Copy each line containing the word "دکتر" from the records that follow, please.

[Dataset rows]
================
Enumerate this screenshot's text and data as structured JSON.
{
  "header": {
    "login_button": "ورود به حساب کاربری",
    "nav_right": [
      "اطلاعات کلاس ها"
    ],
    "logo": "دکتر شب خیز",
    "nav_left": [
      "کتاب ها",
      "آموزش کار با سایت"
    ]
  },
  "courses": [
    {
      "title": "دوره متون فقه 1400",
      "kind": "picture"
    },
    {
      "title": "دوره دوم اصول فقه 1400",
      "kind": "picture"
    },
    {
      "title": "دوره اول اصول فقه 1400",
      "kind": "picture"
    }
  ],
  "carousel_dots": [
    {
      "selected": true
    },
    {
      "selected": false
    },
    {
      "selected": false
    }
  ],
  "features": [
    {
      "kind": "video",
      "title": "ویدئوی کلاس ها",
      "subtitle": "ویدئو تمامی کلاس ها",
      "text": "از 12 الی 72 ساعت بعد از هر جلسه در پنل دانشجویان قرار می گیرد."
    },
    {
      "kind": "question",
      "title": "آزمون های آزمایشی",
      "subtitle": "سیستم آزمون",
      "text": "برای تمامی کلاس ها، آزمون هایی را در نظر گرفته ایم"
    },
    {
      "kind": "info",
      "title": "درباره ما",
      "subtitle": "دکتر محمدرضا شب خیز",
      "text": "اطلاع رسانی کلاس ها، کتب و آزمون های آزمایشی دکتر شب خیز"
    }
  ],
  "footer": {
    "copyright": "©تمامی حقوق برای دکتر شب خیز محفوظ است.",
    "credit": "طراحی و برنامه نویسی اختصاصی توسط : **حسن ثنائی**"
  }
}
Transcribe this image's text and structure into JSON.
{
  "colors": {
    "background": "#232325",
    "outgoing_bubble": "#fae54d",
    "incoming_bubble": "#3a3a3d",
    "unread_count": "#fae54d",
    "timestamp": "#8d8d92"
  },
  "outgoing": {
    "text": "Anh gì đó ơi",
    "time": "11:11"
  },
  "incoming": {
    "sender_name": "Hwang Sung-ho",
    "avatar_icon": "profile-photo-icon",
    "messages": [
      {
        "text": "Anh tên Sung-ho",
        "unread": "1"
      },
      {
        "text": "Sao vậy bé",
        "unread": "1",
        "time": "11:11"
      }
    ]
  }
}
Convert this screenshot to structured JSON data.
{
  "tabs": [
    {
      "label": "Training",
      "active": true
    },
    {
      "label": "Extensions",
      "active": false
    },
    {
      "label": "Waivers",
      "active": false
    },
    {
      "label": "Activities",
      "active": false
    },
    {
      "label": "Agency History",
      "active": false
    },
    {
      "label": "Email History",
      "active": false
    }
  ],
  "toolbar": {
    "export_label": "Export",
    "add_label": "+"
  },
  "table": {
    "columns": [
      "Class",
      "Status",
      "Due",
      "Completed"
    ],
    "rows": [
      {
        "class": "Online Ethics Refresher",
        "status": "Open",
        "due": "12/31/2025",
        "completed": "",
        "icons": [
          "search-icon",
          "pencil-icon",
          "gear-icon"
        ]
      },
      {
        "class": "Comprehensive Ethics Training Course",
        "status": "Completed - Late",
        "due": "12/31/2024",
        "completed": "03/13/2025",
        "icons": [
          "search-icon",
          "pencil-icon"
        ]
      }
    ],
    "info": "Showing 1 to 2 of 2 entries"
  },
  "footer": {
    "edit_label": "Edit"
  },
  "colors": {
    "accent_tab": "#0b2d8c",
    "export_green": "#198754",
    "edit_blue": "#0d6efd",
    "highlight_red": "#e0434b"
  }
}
================
Output for this exercise »
    "logo": "دکتر شب خیز",
      "subtitle": "دکتر محمدرضا شب خیز",
      "text": "اطلاع رسانی کلاس ها، کتب و آزمون های آزمایشی دکتر شب خیز"
    "copyright": "©تمامی حقوق برای دکتر شب خیز محفوظ است.",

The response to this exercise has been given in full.